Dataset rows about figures
============================================================
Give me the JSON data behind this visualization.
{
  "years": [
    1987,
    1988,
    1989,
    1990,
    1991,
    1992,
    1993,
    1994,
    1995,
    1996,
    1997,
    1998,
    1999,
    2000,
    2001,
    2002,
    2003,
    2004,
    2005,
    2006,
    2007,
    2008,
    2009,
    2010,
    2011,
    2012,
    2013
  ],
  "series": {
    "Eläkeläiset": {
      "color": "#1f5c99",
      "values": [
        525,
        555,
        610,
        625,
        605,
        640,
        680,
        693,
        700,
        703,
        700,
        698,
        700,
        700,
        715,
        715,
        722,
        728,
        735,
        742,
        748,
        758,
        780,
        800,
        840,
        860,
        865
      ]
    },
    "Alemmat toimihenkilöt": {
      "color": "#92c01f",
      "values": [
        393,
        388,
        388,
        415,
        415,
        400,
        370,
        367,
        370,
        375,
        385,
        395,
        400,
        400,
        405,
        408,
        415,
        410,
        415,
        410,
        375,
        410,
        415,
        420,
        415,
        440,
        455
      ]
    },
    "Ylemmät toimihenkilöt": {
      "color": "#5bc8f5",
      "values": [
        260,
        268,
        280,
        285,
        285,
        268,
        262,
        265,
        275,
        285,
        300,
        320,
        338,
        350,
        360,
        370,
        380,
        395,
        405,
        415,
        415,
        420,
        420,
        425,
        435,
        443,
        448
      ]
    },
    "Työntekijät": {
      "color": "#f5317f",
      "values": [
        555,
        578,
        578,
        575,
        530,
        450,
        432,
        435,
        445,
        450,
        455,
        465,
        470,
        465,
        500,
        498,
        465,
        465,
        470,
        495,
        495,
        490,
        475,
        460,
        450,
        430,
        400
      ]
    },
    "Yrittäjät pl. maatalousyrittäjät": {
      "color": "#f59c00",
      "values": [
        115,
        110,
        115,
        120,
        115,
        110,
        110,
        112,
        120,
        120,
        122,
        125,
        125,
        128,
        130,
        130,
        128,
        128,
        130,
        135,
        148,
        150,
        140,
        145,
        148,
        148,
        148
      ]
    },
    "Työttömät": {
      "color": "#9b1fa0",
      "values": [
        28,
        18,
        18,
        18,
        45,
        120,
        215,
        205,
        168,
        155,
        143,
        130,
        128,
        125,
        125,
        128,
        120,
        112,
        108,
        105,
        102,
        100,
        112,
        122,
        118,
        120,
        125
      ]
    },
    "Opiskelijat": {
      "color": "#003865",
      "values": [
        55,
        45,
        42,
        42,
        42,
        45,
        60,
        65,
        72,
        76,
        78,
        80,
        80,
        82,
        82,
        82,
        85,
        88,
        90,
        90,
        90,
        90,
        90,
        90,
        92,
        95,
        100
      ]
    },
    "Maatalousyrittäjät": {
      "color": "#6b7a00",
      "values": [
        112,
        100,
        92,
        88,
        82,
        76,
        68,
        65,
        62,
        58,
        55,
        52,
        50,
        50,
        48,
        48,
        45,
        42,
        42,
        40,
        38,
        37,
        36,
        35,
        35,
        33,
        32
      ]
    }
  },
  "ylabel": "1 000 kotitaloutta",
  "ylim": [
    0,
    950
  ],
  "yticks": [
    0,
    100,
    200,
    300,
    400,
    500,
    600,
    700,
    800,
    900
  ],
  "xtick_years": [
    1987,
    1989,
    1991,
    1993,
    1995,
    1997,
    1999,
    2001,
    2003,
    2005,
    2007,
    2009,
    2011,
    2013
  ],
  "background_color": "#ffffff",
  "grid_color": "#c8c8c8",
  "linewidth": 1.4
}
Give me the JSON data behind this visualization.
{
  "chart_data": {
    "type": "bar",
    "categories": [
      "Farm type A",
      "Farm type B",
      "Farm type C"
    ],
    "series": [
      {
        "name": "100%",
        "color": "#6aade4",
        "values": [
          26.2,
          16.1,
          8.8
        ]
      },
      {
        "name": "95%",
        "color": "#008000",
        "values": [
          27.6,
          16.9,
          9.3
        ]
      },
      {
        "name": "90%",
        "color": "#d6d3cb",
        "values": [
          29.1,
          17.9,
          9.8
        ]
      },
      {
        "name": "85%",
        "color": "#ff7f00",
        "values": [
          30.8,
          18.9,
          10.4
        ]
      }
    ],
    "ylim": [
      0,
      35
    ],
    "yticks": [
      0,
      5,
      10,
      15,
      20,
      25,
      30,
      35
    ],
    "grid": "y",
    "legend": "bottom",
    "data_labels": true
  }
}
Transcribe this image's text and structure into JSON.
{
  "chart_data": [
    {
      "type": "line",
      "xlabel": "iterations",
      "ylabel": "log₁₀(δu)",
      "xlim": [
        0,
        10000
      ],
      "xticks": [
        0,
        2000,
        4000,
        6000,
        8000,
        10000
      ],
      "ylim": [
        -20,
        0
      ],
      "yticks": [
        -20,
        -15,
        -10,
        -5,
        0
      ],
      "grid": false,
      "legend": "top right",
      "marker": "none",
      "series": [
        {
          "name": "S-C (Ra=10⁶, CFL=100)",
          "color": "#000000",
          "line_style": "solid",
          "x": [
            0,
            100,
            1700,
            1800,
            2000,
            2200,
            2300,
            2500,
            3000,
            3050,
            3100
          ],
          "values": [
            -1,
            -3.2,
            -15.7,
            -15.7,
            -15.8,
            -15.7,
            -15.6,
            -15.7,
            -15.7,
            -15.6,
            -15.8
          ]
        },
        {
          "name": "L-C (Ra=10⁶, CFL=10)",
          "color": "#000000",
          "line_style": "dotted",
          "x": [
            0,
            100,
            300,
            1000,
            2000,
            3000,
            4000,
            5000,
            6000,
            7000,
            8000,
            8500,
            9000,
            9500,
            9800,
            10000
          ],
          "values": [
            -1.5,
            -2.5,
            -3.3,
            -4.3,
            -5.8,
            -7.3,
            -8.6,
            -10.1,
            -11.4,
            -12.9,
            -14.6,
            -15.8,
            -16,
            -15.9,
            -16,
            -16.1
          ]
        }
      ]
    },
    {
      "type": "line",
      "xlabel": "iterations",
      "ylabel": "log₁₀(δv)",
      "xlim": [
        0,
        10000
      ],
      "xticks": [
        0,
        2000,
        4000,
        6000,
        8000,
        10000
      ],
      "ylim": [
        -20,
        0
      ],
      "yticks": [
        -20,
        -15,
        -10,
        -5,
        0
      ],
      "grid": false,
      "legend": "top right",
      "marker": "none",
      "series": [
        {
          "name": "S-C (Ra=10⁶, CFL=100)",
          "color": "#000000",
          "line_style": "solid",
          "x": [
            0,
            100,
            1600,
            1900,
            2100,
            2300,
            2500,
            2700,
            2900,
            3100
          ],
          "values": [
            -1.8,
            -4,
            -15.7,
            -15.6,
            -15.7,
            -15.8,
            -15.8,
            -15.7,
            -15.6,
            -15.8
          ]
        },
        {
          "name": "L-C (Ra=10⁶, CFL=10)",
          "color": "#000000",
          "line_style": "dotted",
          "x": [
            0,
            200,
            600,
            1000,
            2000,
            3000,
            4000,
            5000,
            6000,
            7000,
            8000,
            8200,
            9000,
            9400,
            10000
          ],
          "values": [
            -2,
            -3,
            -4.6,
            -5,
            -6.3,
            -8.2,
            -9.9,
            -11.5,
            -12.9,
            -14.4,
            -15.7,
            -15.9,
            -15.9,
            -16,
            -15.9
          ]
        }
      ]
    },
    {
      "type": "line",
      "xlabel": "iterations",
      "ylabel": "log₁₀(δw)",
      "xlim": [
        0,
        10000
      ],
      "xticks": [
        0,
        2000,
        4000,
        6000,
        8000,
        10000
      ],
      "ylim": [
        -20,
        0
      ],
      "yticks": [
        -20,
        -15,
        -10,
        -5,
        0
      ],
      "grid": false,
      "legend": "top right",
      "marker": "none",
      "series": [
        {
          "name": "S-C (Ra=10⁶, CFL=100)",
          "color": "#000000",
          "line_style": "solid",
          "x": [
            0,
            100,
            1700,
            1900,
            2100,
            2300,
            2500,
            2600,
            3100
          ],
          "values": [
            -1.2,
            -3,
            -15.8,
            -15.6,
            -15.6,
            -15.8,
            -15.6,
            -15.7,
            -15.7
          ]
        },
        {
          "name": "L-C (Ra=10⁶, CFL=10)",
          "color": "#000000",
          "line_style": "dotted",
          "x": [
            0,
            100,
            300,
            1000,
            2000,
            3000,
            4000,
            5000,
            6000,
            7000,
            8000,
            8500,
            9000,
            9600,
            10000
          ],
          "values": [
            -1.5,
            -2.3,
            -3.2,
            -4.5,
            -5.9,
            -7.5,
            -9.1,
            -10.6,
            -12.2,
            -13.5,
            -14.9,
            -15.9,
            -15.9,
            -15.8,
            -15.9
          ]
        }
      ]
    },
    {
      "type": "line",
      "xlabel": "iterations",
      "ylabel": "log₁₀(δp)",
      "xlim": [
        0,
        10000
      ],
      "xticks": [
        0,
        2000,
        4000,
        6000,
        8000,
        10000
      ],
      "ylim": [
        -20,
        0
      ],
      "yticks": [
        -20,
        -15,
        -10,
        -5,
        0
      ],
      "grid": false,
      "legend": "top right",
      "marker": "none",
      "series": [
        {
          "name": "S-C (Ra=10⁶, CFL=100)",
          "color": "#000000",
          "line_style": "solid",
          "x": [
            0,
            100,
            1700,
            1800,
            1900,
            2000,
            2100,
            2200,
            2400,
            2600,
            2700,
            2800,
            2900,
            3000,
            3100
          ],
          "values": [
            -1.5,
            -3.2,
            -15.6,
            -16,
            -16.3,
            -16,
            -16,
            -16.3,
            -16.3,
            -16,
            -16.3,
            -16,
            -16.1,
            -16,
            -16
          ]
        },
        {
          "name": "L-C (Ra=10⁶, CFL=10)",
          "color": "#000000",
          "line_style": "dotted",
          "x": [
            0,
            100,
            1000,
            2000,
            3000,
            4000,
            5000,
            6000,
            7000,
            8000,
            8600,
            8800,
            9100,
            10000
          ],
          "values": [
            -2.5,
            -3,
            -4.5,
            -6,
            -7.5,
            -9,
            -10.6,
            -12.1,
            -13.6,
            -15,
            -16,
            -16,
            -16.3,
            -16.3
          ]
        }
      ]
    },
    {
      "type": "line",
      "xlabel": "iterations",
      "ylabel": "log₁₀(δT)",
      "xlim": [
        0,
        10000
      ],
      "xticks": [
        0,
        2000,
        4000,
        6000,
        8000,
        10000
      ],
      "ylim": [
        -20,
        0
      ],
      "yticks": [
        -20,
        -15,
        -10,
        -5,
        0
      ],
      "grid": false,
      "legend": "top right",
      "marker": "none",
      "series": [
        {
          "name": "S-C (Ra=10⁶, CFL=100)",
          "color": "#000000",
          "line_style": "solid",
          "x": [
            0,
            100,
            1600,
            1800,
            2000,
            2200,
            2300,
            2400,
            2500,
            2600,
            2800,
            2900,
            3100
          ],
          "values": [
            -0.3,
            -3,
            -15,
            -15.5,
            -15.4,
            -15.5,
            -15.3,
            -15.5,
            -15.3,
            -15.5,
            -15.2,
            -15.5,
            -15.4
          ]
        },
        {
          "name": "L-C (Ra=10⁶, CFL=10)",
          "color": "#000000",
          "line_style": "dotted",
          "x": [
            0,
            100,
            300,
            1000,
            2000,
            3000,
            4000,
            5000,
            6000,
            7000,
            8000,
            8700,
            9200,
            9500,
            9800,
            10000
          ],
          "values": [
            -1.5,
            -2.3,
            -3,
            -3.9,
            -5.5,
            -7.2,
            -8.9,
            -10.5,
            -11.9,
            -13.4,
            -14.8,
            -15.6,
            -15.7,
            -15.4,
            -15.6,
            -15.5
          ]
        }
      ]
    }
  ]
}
============================================================
TO DO: Scan the entries above and work out how many lines include the word "log₁₀"; the reply is that number alone.

EXERCISE RESULT: 5